___ Records supplied

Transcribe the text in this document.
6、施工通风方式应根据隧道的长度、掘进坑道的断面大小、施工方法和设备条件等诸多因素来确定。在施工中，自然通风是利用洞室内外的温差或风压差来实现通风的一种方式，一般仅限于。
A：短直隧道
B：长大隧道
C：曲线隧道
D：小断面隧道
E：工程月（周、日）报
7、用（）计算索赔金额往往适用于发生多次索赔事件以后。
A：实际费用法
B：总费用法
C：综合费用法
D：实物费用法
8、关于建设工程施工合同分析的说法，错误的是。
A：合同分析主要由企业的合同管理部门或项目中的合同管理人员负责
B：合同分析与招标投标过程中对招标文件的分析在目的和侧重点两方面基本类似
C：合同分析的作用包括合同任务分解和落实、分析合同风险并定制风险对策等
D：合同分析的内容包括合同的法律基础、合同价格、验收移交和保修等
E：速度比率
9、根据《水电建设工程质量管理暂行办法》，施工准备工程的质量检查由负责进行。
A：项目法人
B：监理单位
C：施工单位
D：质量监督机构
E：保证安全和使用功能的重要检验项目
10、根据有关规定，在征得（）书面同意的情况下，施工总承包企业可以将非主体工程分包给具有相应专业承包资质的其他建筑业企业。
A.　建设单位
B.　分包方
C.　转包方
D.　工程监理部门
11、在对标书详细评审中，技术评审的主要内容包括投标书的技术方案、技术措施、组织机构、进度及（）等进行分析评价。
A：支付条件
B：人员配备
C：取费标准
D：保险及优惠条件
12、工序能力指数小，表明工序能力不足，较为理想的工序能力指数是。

______

**Direction:**
Reproduce the material above exactly; please quote every line of it.

**Task solution:**
Transcribe the text in this document.
6、施工通风方式应根据隧道的长度、掘进坑道的断面大小、施工方法和设备条件等诸多因素来确定。在施工中，自然通风是利用洞室内外的温差或风压差来实现通风的一种方式，一般仅限于。
A：短直隧道
B：长大隧道
C：曲线隧道
D：小断面隧道
E：工程月（周、日）报
7、用（）计算索赔金额往往适用于发生多次索赔事件以后。
A：实际费用法
B：总费用法
C：综合费用法
D：实物费用法
8、关于建设工程施工合同分析的说法，错误的是。
A：合同分析主要由企业的合同管理部门或项目中的合同管理人员负责
B：合同分析与招标投标过程中对招标文件的分析在目的和侧重点两方面基本类似
C：合同分析的作用包括合同任务分解和落实、分析合同风险并定制风险对策等
D：合同分析的内容包括合同的法律基础、合同价格、验收移交和保修等
E：速度比率
9、根据《水电建设工程质量管理暂行办法》，施工准备工程的质量检查由负责进行。
A：项目法人
B：监理单位
C：施工单位
D：质量监督机构
E：保证安全和使用功能的重要检验项目
10、根据有关规定，在征得（）书面同意的情况下，施工总承包企业可以将非主体工程分包给具有相应专业承包资质的其他建筑业企业。
A.　建设单位
B.　分包方
C.　转包方
D.　工程监理部门
11、在对标书详细评审中，技术评审的主要内容包括投标书的技术方案、技术措施、组织机构、进度及（）等进行分析评价。
A：支付条件
B：人员配备
C：取费标准
D：保险及优惠条件
12、工序能力指数小，表明工序能力不足，较为理想的工序能力指数是。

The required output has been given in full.